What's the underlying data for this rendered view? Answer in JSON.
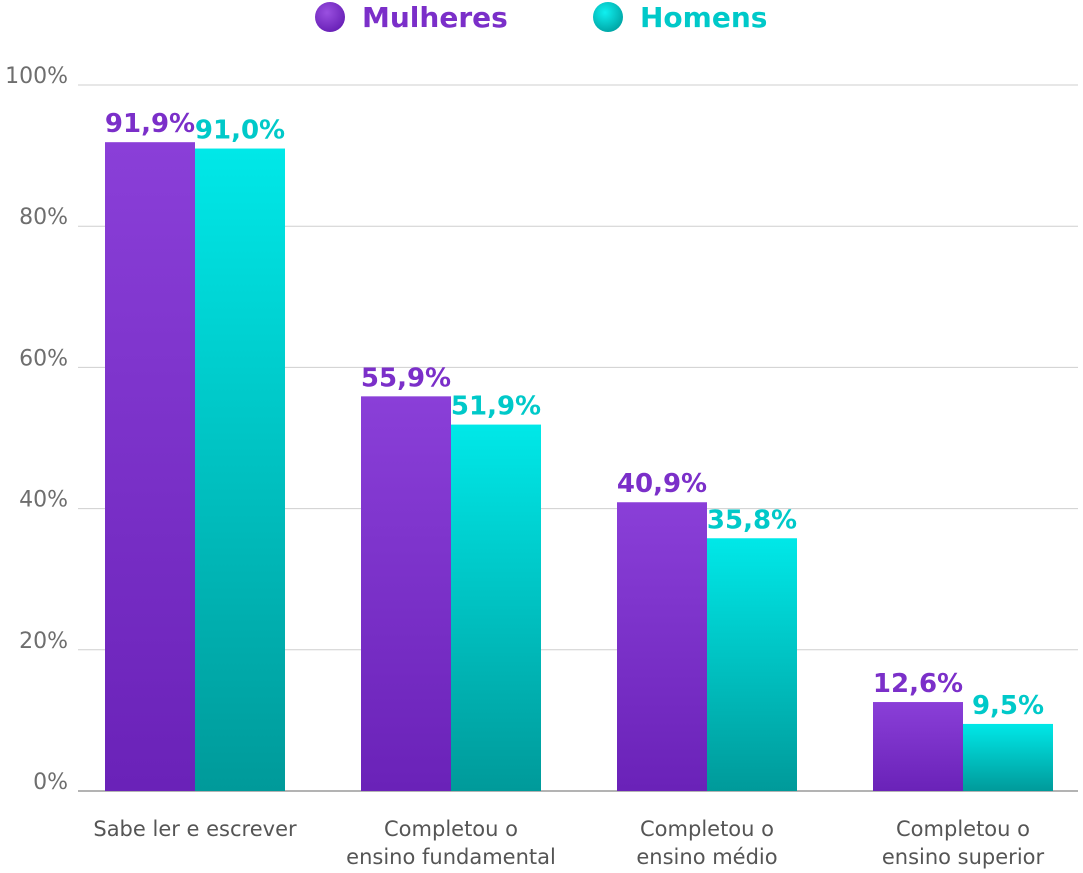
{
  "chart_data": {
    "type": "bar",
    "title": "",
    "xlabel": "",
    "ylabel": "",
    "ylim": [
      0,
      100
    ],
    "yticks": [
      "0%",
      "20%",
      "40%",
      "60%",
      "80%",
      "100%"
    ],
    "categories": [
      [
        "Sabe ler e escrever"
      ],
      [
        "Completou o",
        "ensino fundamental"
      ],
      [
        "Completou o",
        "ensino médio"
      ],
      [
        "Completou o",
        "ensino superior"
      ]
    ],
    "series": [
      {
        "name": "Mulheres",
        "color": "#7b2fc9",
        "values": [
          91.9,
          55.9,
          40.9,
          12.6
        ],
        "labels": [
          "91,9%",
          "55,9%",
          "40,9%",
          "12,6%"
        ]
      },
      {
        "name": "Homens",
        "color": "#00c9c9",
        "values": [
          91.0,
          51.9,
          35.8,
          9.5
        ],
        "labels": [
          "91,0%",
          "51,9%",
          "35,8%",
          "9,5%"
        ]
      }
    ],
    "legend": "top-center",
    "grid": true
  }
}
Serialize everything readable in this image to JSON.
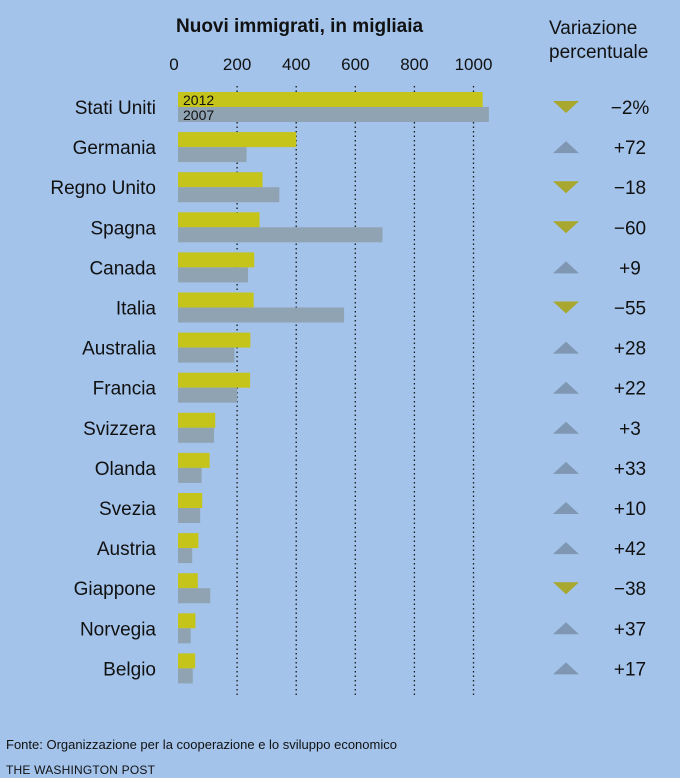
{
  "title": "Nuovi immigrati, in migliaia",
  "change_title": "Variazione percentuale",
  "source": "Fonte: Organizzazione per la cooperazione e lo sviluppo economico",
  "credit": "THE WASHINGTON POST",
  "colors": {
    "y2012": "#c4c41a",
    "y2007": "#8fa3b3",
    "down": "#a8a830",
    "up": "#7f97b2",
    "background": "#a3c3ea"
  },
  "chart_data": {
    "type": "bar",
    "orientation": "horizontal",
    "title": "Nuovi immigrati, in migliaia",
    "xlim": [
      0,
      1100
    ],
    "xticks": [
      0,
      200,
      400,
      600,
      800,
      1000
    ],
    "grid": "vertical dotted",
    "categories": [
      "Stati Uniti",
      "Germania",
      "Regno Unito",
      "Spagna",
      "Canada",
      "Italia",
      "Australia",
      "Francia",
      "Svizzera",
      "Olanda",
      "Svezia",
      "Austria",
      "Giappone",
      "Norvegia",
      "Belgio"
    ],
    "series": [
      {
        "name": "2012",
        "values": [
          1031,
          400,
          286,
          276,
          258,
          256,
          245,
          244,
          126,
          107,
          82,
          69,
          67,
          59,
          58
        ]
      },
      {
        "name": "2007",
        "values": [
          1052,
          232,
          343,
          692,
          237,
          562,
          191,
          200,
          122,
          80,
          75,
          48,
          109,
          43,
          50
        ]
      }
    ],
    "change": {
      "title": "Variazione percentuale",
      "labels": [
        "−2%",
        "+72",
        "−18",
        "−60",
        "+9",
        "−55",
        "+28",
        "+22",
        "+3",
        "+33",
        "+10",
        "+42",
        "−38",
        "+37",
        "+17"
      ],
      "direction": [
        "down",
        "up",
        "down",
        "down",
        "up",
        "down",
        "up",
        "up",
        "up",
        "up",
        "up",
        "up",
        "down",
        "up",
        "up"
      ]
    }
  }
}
********************
- _Work to be completed_:
Count every line in the data where the string "Variazione" occurs. Give nothing except the number.

- _Written reply_:
2